## YOUR OBJECTIVE
Find the string "name" in the records. Copy every line it appears in.

──────────────────────────────

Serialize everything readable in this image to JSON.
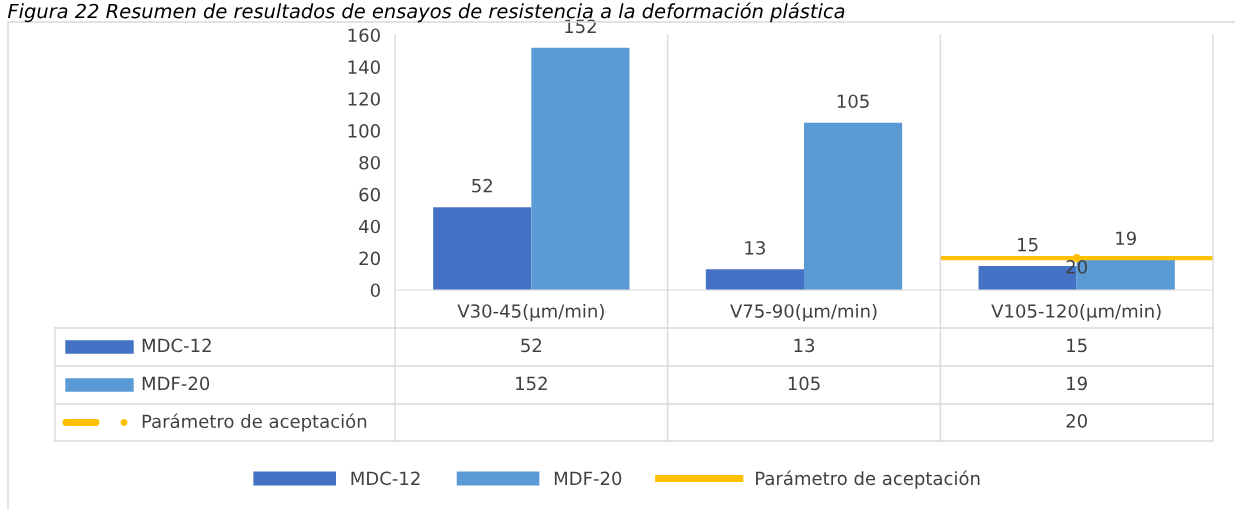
{
  "chart_data": {
    "type": "bar",
    "title": "Figura 22 Resumen de resultados de ensayos de resistencia a la deformación plástica",
    "categories": [
      "V30-45(µm/min)",
      "V75-90(µm/min)",
      "V105-120(µm/min)"
    ],
    "series": [
      {
        "name": "MDC-12",
        "color": "#4472c4",
        "values": [
          52,
          13,
          15
        ],
        "value_labels": [
          "52",
          "13",
          "15"
        ]
      },
      {
        "name": "MDF-20",
        "color": "#5b9bd5",
        "values": [
          152,
          105,
          19
        ],
        "value_labels": [
          "152",
          "105",
          "19"
        ]
      },
      {
        "name": "Parámetro de aceptación",
        "type": "line",
        "color": "#ffc000",
        "marker": "circle",
        "values": [
          null,
          null,
          20
        ],
        "value_labels": [
          null,
          null,
          "20"
        ]
      }
    ],
    "ylim": [
      0,
      160
    ],
    "yticks": [
      0,
      20,
      40,
      60,
      80,
      100,
      120,
      140,
      160
    ],
    "annotations": [
      "52",
      "13",
      "15",
      "152",
      "105",
      "19",
      "20"
    ],
    "data_labels": true,
    "ref_lines": [
      {
        "axis": "y",
        "value": 20,
        "color": "#ffc000"
      }
    ],
    "grid": false,
    "legend": "bottom"
  }
}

──────────────────────────────

## RESPONSE
        "name": "MDC-12",
        "name": "MDF-20",
        "name": "Parámetro de aceptación",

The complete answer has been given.